Listed entries
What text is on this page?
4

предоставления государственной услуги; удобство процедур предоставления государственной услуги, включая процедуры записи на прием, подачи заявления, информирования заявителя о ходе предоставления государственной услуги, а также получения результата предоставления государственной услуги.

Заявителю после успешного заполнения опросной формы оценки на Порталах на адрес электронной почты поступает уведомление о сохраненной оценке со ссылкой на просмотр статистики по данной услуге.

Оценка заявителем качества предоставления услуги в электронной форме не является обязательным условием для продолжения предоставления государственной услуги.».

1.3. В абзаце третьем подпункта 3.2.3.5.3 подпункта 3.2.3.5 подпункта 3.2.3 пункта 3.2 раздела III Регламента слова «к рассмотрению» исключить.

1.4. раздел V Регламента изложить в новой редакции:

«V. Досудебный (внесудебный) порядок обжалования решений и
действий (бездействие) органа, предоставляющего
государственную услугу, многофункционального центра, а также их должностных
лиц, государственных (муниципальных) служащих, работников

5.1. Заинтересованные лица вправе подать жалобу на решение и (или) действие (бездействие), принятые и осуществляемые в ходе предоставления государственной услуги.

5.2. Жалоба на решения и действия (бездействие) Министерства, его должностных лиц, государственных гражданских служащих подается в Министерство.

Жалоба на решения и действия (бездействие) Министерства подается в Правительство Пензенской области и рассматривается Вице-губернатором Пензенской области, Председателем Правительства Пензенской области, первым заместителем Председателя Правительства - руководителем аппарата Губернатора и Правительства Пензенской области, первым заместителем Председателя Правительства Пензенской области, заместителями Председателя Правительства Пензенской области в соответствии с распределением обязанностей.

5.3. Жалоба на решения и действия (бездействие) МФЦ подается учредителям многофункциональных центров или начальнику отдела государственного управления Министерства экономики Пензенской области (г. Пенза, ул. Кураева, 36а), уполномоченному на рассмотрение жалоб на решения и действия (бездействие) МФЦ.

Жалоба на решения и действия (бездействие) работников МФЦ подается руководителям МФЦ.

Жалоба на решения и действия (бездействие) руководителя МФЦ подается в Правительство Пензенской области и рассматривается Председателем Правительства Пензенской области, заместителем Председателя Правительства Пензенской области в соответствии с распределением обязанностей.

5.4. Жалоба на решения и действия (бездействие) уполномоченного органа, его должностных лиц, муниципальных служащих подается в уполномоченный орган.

What you have to do
Extract all of the data exactly as written.

Written answer
What text is on this page?
4

предоставления государственной услуги; удобство процедур предоставления государственной услуги, включая процедуры записи на прием, подачи заявления, информирования заявителя о ходе предоставления государственной услуги, а также получения результата предоставления государственной услуги.

Заявителю после успешного заполнения опросной формы оценки на Порталах на адрес электронной почты поступает уведомление о сохраненной оценке со ссылкой на просмотр статистики по данной услуге.

Оценка заявителем качества предоставления услуги в электронной форме не является обязательным условием для продолжения предоставления государственной услуги.».

1.3. В абзаце третьем подпункта 3.2.3.5.3 подпункта 3.2.3.5 подпункта 3.2.3 пункта 3.2 раздела III Регламента слова «к рассмотрению» исключить.

1.4. раздел V Регламента изложить в новой редакции:

«V. Досудебный (внесудебный) порядок обжалования решений и
действий (бездействие) органа, предоставляющего
государственную услугу, многофункционального центра, а также их должностных
лиц, государственных (муниципальных) служащих, работников

5.1. Заинтересованные лица вправе подать жалобу на решение и (или) действие (бездействие), принятые и осуществляемые в ходе предоставления государственной услуги.

5.2. Жалоба на решения и действия (бездействие) Министерства, его должностных лиц, государственных гражданских служащих подается в Министерство.

Жалоба на решения и действия (бездействие) Министерства подается в Правительство Пензенской области и рассматривается Вице-губернатором Пензенской области, Председателем Правительства Пензенской области, первым заместителем Председателя Правительства - руководителем аппарата Губернатора и Правительства Пензенской области, первым заместителем Председателя Правительства Пензенской области, заместителями Председателя Правительства Пензенской области в соответствии с распределением обязанностей.

5.3. Жалоба на решения и действия (бездействие) МФЦ подается учредителям многофункциональных центров или начальнику отдела государственного управления Министерства экономики Пензенской области (г. Пенза, ул. Кураева, 36а), уполномоченному на рассмотрение жалоб на решения и действия (бездействие) МФЦ.

Жалоба на решения и действия (бездействие) работников МФЦ подается руководителям МФЦ.

Жалоба на решения и действия (бездействие) руководителя МФЦ подается в Правительство Пензенской области и рассматривается Председателем Правительства Пензенской области, заместителем Председателя Правительства Пензенской области в соответствии с распределением обязанностей.

5.4. Жалоба на решения и действия (бездействие) уполномоченного органа, его должностных лиц, муниципальных служащих подается в уполномоченный орган.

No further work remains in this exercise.